■ THE REQUEST:
Go through the records and give each one again exactly.

--

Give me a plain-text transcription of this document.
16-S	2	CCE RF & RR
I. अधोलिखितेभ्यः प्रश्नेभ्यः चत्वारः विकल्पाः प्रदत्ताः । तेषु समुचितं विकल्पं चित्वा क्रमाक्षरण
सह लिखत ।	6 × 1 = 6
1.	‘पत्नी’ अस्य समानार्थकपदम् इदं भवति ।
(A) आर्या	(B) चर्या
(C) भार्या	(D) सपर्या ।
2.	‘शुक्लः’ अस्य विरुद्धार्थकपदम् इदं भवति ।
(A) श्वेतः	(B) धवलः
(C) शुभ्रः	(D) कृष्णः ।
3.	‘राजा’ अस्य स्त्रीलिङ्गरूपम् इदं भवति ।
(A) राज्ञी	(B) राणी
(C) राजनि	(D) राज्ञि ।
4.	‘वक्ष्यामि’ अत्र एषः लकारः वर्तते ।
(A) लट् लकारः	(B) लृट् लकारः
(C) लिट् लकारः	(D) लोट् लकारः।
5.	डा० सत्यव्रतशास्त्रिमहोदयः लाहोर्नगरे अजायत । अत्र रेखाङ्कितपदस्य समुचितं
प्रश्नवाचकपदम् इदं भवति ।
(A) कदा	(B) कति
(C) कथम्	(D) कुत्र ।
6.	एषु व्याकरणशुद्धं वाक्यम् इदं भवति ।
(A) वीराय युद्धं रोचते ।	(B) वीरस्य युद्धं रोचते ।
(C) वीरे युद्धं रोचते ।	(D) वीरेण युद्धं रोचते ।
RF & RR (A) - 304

--

■ TASK OUTPUT:
Give me a plain-text transcription of this document.
16-S	2	CCE RF & RR
I. अधोलिखितेभ्यः प्रश्नेभ्यः चत्वारः विकल्पाः प्रदत्ताः । तेषु समुचितं विकल्पं चित्वा क्रमाक्षरण
सह लिखत ।	6 × 1 = 6
1.	‘पत्नी’ अस्य समानार्थकपदम् इदं भवति ।
(A) आर्या	(B) चर्या
(C) भार्या	(D) सपर्या ।
2.	‘शुक्लः’ अस्य विरुद्धार्थकपदम् इदं भवति ।
(A) श्वेतः	(B) धवलः
(C) शुभ्रः	(D) कृष्णः ।
3.	‘राजा’ अस्य स्त्रीलिङ्गरूपम् इदं भवति ।
(A) राज्ञी	(B) राणी
(C) राजनि	(D) राज्ञि ।
4.	‘वक्ष्यामि’ अत्र एषः लकारः वर्तते ।
(A) लट् लकारः	(B) लृट् लकारः
(C) लिट् लकारः	(D) लोट् लकारः।
5.	डा० सत्यव्रतशास्त्रिमहोदयः लाहोर्नगरे अजायत । अत्र रेखाङ्कितपदस्य समुचितं
प्रश्नवाचकपदम् इदं भवति ।
(A) कदा	(B) कति
(C) कथम्	(D) कुत्र ।
6.	एषु व्याकरणशुद्धं वाक्यम् इदं भवति ।
(A) वीराय युद्धं रोचते ।	(B) वीरस्य युद्धं रोचते ।
(C) वीरे युद्धं रोचते ।	(D) वीरेण युद्धं रोचते ।
RF & RR (A) - 304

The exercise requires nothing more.